◆ WHAT IS ASKED ◆
Using the records provided below, locate and copy each line that contains the word "JSON".

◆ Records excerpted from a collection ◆
===

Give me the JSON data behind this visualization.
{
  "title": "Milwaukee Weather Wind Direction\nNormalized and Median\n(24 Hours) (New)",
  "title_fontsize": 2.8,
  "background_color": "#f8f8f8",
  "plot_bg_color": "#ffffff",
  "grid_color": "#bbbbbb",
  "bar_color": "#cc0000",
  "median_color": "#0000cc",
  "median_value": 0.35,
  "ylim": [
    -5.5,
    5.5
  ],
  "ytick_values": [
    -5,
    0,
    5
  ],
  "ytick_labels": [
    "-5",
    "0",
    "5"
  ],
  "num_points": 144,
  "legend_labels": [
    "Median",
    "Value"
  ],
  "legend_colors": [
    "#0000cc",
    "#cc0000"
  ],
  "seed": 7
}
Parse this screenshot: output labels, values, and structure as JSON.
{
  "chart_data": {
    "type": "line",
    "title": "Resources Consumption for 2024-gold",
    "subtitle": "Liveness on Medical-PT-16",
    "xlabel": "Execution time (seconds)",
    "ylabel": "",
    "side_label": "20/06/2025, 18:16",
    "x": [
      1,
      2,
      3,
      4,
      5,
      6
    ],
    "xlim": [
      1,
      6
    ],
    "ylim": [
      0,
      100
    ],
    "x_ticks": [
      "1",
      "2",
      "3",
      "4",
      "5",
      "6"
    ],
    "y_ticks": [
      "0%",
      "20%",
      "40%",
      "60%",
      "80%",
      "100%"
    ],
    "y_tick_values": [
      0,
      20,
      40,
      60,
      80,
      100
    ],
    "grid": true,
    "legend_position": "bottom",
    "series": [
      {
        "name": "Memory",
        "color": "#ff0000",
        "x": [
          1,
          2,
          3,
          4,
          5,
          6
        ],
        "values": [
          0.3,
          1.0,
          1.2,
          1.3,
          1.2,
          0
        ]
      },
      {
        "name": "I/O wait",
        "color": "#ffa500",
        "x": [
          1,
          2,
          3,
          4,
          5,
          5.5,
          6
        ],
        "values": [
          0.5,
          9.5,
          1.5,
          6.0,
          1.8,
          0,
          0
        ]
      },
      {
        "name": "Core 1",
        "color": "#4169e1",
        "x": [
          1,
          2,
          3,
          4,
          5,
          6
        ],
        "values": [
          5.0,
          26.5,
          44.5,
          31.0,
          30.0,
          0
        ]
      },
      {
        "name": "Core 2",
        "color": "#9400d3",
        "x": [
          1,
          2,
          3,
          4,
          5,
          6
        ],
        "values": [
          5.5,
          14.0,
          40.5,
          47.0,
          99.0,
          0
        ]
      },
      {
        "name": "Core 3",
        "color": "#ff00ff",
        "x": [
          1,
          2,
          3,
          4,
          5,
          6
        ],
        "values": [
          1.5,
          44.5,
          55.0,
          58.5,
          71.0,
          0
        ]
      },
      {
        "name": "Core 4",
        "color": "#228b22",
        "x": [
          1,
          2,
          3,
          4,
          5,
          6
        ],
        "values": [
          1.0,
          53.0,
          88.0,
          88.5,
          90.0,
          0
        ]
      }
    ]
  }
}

===

◆ RESPONSE TO THIS TASK ◆
Give me the JSON data behind this visualization.
Parse this screenshot: output labels, values, and structure as JSON.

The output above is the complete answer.